__PROVIDED INFORMATION__.
·····

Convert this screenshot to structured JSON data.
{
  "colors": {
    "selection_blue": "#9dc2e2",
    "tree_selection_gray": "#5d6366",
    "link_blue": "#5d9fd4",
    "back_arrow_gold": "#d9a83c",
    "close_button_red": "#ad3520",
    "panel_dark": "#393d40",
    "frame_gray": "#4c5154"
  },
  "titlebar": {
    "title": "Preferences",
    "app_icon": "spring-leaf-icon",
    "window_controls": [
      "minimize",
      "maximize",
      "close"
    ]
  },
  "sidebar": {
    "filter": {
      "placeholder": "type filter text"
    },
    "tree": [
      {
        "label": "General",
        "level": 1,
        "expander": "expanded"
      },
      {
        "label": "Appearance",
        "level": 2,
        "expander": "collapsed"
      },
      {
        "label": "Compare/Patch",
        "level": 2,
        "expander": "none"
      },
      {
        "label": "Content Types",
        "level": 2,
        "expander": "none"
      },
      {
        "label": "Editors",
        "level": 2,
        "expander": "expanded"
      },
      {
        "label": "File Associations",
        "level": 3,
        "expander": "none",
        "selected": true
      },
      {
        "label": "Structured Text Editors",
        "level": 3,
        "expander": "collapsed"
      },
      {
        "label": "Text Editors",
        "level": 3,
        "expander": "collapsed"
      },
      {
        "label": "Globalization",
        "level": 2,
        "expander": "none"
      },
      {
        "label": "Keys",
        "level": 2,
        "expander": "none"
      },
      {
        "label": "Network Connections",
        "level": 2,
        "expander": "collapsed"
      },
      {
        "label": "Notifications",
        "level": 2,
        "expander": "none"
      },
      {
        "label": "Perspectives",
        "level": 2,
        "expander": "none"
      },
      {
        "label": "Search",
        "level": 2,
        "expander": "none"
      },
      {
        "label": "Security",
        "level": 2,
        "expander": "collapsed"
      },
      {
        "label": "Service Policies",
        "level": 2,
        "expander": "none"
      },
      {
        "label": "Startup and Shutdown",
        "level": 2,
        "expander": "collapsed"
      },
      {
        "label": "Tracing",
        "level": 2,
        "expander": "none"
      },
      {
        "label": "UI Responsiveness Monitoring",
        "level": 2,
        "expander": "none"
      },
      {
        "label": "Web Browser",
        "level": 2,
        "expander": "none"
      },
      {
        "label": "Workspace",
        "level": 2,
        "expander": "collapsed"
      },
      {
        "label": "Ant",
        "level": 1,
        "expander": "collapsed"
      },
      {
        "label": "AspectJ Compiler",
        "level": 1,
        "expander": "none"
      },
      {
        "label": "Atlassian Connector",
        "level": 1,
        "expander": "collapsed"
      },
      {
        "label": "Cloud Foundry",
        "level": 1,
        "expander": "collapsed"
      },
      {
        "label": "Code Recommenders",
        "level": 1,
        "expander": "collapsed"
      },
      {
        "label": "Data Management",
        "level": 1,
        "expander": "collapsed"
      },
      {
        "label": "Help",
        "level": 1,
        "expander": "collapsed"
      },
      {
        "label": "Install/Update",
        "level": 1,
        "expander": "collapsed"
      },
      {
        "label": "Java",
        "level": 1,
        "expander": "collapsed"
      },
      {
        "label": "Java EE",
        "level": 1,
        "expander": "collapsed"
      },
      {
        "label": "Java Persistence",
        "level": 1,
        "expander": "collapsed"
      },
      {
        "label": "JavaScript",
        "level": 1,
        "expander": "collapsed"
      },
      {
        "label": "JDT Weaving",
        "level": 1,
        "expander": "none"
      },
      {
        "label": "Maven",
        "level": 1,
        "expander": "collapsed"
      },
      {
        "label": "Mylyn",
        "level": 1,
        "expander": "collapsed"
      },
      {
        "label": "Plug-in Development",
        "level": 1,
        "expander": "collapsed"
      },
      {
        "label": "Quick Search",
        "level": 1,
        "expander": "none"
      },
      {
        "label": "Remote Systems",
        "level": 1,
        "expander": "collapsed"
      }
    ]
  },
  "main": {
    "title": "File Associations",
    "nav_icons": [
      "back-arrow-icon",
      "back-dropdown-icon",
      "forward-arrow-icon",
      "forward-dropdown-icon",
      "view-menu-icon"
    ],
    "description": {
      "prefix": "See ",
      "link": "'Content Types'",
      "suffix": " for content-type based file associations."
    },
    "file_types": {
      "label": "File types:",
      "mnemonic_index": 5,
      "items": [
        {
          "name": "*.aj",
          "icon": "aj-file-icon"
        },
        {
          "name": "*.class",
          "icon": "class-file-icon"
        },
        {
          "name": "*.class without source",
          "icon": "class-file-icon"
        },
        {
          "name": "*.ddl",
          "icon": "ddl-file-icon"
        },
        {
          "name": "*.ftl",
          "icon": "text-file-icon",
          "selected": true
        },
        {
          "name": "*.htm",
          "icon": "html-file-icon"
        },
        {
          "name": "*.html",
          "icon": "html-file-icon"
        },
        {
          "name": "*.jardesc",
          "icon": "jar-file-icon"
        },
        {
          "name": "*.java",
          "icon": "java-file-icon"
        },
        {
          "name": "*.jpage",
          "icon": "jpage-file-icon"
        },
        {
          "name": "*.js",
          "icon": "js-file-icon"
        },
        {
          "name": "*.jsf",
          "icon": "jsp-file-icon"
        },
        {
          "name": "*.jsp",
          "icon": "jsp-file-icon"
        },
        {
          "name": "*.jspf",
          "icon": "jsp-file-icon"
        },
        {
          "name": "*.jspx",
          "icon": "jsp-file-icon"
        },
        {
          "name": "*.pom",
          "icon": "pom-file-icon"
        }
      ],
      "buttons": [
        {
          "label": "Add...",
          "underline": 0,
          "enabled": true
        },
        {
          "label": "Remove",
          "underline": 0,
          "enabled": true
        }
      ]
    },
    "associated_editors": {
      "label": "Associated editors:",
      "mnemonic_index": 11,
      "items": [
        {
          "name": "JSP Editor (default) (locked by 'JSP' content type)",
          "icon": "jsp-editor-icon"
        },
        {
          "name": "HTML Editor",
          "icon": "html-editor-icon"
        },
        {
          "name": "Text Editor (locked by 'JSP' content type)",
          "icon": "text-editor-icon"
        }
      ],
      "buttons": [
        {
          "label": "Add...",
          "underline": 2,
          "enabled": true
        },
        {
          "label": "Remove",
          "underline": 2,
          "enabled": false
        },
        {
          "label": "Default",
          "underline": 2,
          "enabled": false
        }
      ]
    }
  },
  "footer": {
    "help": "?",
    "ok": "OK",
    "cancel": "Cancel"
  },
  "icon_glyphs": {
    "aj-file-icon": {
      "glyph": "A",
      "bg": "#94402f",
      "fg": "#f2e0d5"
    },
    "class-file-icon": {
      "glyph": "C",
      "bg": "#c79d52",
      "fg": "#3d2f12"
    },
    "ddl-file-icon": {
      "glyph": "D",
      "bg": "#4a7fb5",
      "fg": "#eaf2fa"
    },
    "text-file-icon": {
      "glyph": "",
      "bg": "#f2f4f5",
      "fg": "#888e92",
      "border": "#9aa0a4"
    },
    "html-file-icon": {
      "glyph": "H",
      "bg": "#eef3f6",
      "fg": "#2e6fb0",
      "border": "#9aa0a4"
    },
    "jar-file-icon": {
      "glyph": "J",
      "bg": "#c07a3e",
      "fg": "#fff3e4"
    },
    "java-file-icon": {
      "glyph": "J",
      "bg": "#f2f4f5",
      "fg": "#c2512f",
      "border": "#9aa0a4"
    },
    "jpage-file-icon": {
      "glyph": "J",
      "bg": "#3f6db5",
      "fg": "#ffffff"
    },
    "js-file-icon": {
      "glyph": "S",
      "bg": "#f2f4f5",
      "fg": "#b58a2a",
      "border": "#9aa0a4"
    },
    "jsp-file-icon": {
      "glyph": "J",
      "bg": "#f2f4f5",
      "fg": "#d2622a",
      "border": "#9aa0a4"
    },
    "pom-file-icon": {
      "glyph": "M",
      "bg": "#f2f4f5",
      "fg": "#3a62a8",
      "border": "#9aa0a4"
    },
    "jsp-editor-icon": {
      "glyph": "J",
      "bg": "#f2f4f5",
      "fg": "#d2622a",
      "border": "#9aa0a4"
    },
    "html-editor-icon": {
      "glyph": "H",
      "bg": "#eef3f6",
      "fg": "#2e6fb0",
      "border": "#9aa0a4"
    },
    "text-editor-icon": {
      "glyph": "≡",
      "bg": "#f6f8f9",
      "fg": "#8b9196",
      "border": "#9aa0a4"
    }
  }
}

·····

__EXERCISE TASK__. Report the number of lines that contain "forward", with no other words.

__REPLY TO THE EXERCISE__. 2